Dataset items:
□ □ □ □ □ □ □

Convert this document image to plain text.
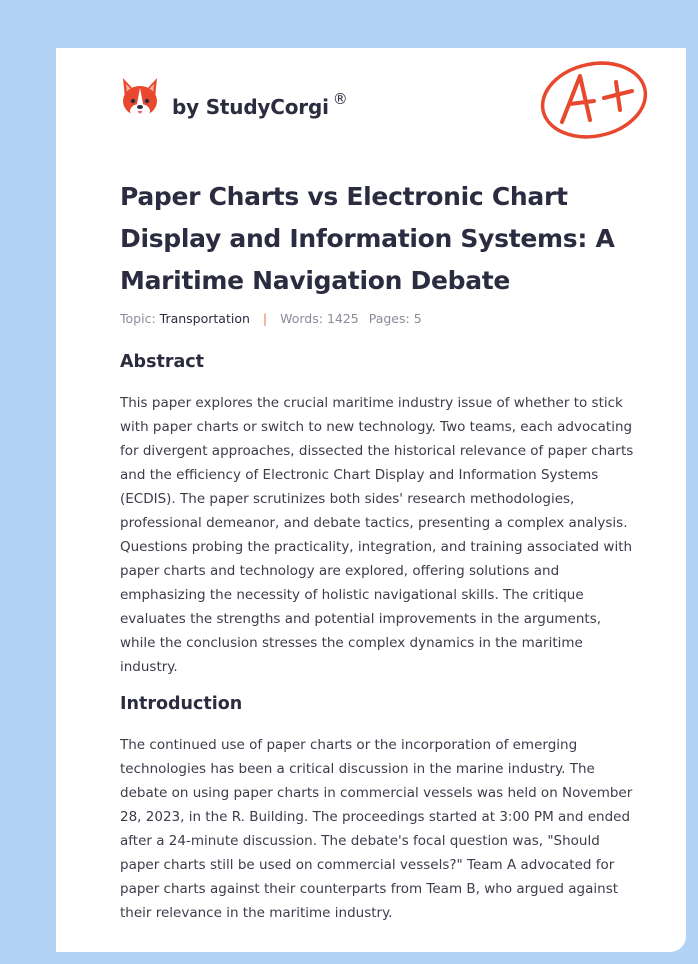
by StudyCorgi ®
Paper Charts vs Electronic Chart Display and Information Systems: A Maritime Navigation Debate
Topic: Transportation | Words: 1425 Pages: 5
Abstract

This paper explores the crucial maritime industry issue of whether to stick with paper charts or switch to new technology. Two teams, each advocating for divergent approaches, dissected the historical relevance of paper charts and the efficiency of Electronic Chart Display and Information Systems (ECDIS). The paper scrutinizes both sides' research methodologies, professional demeanor, and debate tactics, presenting a complex analysis. Questions probing the practicality, integration, and training associated with paper charts and technology are explored, offering solutions and emphasizing the necessity of holistic navigational skills. The critique evaluates the strengths and potential improvements in the arguments, while the conclusion stresses the complex dynamics in the maritime industry.

Introduction

The continued use of paper charts or the incorporation of emerging technologies has been a critical discussion in the marine industry. The debate on using paper charts in commercial vessels was held on November 28, 2023, in the R. Building. The proceedings started at 3:00 PM and ended after a 24-minute discussion. The debate's focal question was, "Should paper charts still be used on commercial vessels?" Team A advocated for paper charts against their counterparts from Team B, who argued against their relevance in the maritime industry.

□ □ □ □ □ □ □

## Task requirements
Replicate the material above verbatim; images stay out of the copy.

## Response to this exercise
Convert this document image to plain text.
by StudyCorgi ®
Paper Charts vs Electronic Chart Display and Information Systems: A Maritime Navigation Debate
Topic: Transportation | Words: 1425 Pages: 5
Abstract

This paper explores the crucial maritime industry issue of whether to stick with paper charts or switch to new technology. Two teams, each advocating for divergent approaches, dissected the historical relevance of paper charts and the efficiency of Electronic Chart Display and Information Systems (ECDIS). The paper scrutinizes both sides' research methodologies, professional demeanor, and debate tactics, presenting a complex analysis. Questions probing the practicality, integration, and training associated with paper charts and technology are explored, offering solutions and emphasizing the necessity of holistic navigational skills. The critique evaluates the strengths and potential improvements in the arguments, while the conclusion stresses the complex dynamics in the maritime industry.

Introduction

The continued use of paper charts or the incorporation of emerging technologies has been a critical discussion in the marine industry. The debate on using paper charts in commercial vessels was held on November 28, 2023, in the R. Building. The proceedings started at 3:00 PM and ended after a 24-minute discussion. The debate's focal question was, "Should paper charts still be used on commercial vessels?" Team A advocated for paper charts against their counterparts from Team B, who argued against their relevance in the maritime industry.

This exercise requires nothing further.